## TASK TO COMPLETE
Reproduce the material word for word; the images stay out.

------ PROVIDED DATA ------

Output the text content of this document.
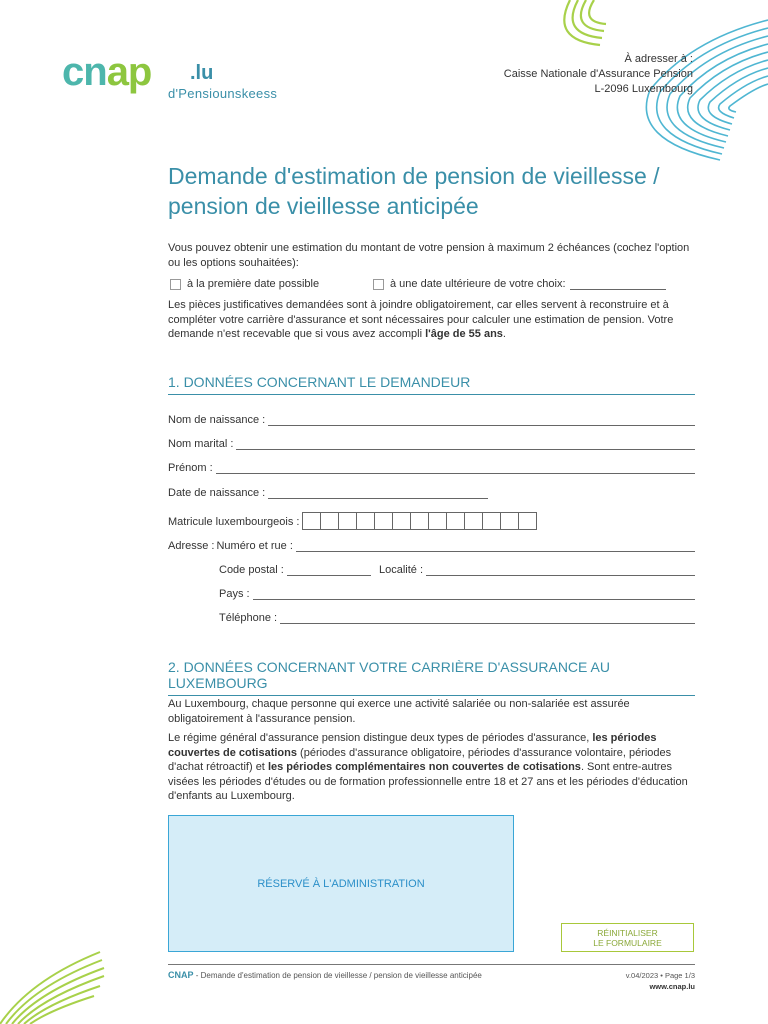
cnap .lu
d'Pensiounskeess
À adresser à :
Caisse Nationale d'Assurance Pension
L-2096 Luxembourg
Demande d'estimation de pension de vieillesse / pension de vieillesse anticipée

Vous pouvez obtenir une estimation du montant de votre pension à maximum 2 échéances (cochez l'option ou les options souhaitées):

à la première date possible	à une date ultérieure de votre choix:

Les pièces justificatives demandées sont à joindre obligatoirement, car elles servent à reconstruire et à compléter votre carrière d'assurance et sont nécessaires pour calculer une estimation de pension. Votre demande n'est recevable que si vous avez accompli l'âge de 55 ans.

1. DONNÉES CONCERNANT LE DEMANDEUR
Nom de naissance :
Nom marital :
Prénom :
Date de naissance :
Matricule luxembourgeois :
Adresse : Numéro et rue :
Code postal :	Localité :
Pays :
Téléphone :
2. DONNÉES CONCERNANT VOTRE CARRIÈRE D'ASSURANCE AU LUXEMBOURG

Au Luxembourg, chaque personne qui exerce une activité salariée ou non-salariée est assurée obligatoirement à l'assurance pension.

Le régime général d'assurance pension distingue deux types de périodes d'assurance, les périodes couvertes de cotisations (périodes d'assurance obligatoire, périodes d'assurance volontaire, périodes d'achat rétroactif) et les périodes complémentaires non couvertes de cotisations. Sont entre-autres visées les périodes d'études ou de formation professionnelle entre 18 et 27 ans et les périodes d'éducation d'enfants au Luxembourg.

RÉSERVÉ À L'ADMINISTRATION
RÉINITIALISER
LE FORMULAIRE
CNAP - Demande d'estimation de pension de vieillesse / pension de vieillesse anticipée	v.04/2023 • Page 1/3
www.cnap.lu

------

## FINISHED TASK
Output the text content of this document.
cnap .lu
d'Pensiounskeess
À adresser à :
Caisse Nationale d'Assurance Pension
L-2096 Luxembourg
Demande d'estimation de pension de vieillesse / pension de vieillesse anticipée

Vous pouvez obtenir une estimation du montant de votre pension à maximum 2 échéances (cochez l'option ou les options souhaitées):

à la première date possible	à une date ultérieure de votre choix:

Les pièces justificatives demandées sont à joindre obligatoirement, car elles servent à reconstruire et à compléter votre carrière d'assurance et sont nécessaires pour calculer une estimation de pension. Votre demande n'est recevable que si vous avez accompli l'âge de 55 ans.

1. DONNÉES CONCERNANT LE DEMANDEUR
Nom de naissance :
Nom marital :
Prénom :
Date de naissance :
Matricule luxembourgeois :
Adresse : Numéro et rue :
Code postal :	Localité :
Pays :
Téléphone :
2. DONNÉES CONCERNANT VOTRE CARRIÈRE D'ASSURANCE AU LUXEMBOURG

Au Luxembourg, chaque personne qui exerce une activité salariée ou non-salariée est assurée obligatoirement à l'assurance pension.

Le régime général d'assurance pension distingue deux types de périodes d'assurance, les périodes couvertes de cotisations (périodes d'assurance obligatoire, périodes d'assurance volontaire, périodes d'achat rétroactif) et les périodes complémentaires non couvertes de cotisations. Sont entre-autres visées les périodes d'études ou de formation professionnelle entre 18 et 27 ans et les périodes d'éducation d'enfants au Luxembourg.

RÉSERVÉ À L'ADMINISTRATION
RÉINITIALISER
LE FORMULAIRE
CNAP - Demande d'estimation de pension de vieillesse / pension de vieillesse anticipée	v.04/2023 • Page 1/3
www.cnap.lu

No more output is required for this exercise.